This is a film that is neatly bisected into two parts: the present and the past. I have to say that at first I was not into the second half. After the interesting dynamic between Pilar, Santa, and Aurora, the sequences of Aurora's life in Africa (done entirely in narrated sequences) didn't really grip me. But as the film went on, the story sucked me in and I ended up seeing both parts as equally interesting.

The performances are good in both halves of the film, though they have very different demands. In the second half of the film, only the narrator (Miguel Gomes) speaks. The actress playing the younger Aurora (Ana Moreira) and the actor playing her lover (Carloto Cotta) must do their work through just expressions and a sounds of the natural world around them.

This is a very beautiful movie, both in the more "real" present sequences and in the vaguely more fantasized past sequences. It's a great example of contemporary black and white, and how that can add to the dreaminess of a narrative.

When it comes to the past sequences, the film treads a little uncertainly around the role that Aurora's family plays as colonizers. It seems to want to acknowledge the damage and irreversible impact they have helped have on the local people, but also can't help a bit of romanticizing of Aurora striding around shooting the local wildlife. The impact of this is softened just a bit by the fact that what we see is filtered through the subjective point of view of one of the people from this past. Still, it's the only place where the film seems a bit unsure.

A solid drama and romance, and I'd easily recommend it.

Instruction A — In the records, from the first line through the line containing "snowflake-dot: [214, 169, 217, 172]", inclusive, substitute "row-caption" for "row-label-line" and write those lines out again with nothing else changed.

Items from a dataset
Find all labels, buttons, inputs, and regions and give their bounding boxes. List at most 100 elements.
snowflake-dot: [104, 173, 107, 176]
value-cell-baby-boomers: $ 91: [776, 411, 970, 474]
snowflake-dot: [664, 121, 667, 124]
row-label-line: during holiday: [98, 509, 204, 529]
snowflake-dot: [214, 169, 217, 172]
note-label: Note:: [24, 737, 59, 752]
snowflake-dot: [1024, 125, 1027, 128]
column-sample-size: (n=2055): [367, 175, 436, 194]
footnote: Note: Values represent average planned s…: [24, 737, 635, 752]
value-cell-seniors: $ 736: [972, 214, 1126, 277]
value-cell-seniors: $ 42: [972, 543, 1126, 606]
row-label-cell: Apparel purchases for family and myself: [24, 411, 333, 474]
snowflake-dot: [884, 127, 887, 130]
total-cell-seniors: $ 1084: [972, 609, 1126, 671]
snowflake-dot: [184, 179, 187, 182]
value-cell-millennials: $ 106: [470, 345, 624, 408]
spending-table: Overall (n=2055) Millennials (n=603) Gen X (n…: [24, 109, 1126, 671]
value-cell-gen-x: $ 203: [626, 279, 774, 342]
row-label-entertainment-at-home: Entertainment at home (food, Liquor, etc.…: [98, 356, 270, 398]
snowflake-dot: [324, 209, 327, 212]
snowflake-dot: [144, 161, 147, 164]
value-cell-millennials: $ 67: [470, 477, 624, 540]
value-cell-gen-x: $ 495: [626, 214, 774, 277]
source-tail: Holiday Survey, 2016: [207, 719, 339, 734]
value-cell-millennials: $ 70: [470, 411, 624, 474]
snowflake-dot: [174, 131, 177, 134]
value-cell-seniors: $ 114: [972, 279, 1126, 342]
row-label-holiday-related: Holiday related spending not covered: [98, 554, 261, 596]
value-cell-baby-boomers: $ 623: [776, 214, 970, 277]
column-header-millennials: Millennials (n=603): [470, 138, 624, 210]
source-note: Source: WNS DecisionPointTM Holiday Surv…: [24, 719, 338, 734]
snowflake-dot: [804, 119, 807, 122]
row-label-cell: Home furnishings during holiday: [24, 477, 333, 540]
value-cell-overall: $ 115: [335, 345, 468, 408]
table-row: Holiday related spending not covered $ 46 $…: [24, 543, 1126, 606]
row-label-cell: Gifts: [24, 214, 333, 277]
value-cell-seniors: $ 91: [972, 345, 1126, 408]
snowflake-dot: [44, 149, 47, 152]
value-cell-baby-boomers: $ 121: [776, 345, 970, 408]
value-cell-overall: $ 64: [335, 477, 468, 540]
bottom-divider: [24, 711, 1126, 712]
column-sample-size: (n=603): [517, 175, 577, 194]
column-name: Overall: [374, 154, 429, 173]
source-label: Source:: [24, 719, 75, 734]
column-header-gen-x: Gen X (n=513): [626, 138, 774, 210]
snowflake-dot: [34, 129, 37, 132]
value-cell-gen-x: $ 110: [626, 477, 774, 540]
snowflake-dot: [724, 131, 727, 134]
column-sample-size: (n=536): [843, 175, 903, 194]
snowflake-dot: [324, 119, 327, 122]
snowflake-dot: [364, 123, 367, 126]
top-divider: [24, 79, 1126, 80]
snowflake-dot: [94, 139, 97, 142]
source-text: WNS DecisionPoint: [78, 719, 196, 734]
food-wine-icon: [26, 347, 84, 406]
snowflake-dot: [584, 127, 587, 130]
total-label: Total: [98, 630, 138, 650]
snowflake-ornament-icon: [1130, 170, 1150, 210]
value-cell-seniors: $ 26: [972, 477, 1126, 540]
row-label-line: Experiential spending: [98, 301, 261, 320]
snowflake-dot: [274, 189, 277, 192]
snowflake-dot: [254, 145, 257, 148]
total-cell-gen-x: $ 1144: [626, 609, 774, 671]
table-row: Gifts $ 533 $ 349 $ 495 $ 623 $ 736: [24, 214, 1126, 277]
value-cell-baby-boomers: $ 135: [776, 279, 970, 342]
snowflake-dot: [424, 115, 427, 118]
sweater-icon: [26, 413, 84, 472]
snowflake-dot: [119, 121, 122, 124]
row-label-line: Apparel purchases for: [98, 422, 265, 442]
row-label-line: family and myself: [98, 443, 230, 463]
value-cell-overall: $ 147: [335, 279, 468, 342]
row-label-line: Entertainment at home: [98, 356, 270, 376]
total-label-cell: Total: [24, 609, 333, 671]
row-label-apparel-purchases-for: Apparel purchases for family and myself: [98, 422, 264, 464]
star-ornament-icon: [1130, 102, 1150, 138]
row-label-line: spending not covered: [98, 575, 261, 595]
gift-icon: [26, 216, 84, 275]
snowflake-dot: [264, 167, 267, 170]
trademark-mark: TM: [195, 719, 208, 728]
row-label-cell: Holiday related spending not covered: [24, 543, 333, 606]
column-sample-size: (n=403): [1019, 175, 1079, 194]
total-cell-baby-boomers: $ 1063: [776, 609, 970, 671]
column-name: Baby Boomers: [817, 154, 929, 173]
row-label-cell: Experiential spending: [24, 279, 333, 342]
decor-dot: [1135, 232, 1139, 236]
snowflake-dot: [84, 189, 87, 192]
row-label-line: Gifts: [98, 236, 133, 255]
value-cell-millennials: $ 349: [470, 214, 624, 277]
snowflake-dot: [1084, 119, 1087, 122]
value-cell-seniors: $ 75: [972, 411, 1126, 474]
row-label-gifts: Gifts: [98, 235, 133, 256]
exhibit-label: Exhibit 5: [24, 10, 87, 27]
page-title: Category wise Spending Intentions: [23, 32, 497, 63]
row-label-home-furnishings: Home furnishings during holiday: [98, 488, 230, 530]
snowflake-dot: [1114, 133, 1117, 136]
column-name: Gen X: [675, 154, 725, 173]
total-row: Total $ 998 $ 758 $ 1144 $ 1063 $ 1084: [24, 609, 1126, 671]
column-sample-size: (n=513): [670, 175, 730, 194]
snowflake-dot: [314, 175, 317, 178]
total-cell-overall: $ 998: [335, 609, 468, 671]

Instruction B — Repeat the film review word for word, in full.

Correct answer A —
Find all labels, buttons, inputs, and regions and give their bounding boxes. List at most 100 elements.
snowflake-dot: [104, 173, 107, 176]
value-cell-baby-boomers: $ 91: [776, 411, 970, 474]
snowflake-dot: [664, 121, 667, 124]
row-caption: during holiday: [98, 509, 204, 529]
snowflake-dot: [214, 169, 217, 172]

Correct answer B —
This is a film that is neatly bisected into two parts: the present and the past. I have to say that at first I was not into the second half. After the interesting dynamic between Pilar, Santa, and Aurora, the sequences of Aurora's life in Africa (done entirely in narrated sequences) didn't really grip me. But as the film went on, the story sucked me in and I ended up seeing both parts as equally interesting.

The performances are good in both halves of the film, though they have very different demands. In the second half of the film, only the narrator (Miguel Gomes) speaks. The actress playing the younger Aurora (Ana Moreira) and the actor playing her lover (Carloto Cotta) must do their work through just expressions and a sounds of the natural world around them.

This is a very beautiful movie, both in the more "real" present sequences and in the vaguely more fantasized past sequences. It's a great example of contemporary black and white, and how that can add to the dreaminess of a narrative.

When it comes to the past sequences, the film treads a little uncertainly around the role that Aurora's family plays as colonizers. It seems to want to acknowledge the damage and irreversible impact they have helped have on the local people, but also can't help a bit of romanticizing of Aurora striding around shooting the local wildlife. The impact of this is softened just a bit by the fact that what we see is filtered through the subjective point of view of one of the people from this past. Still, it's the only place where the film seems a bit unsure.

A solid drama and romance, and I'd easily recommend it.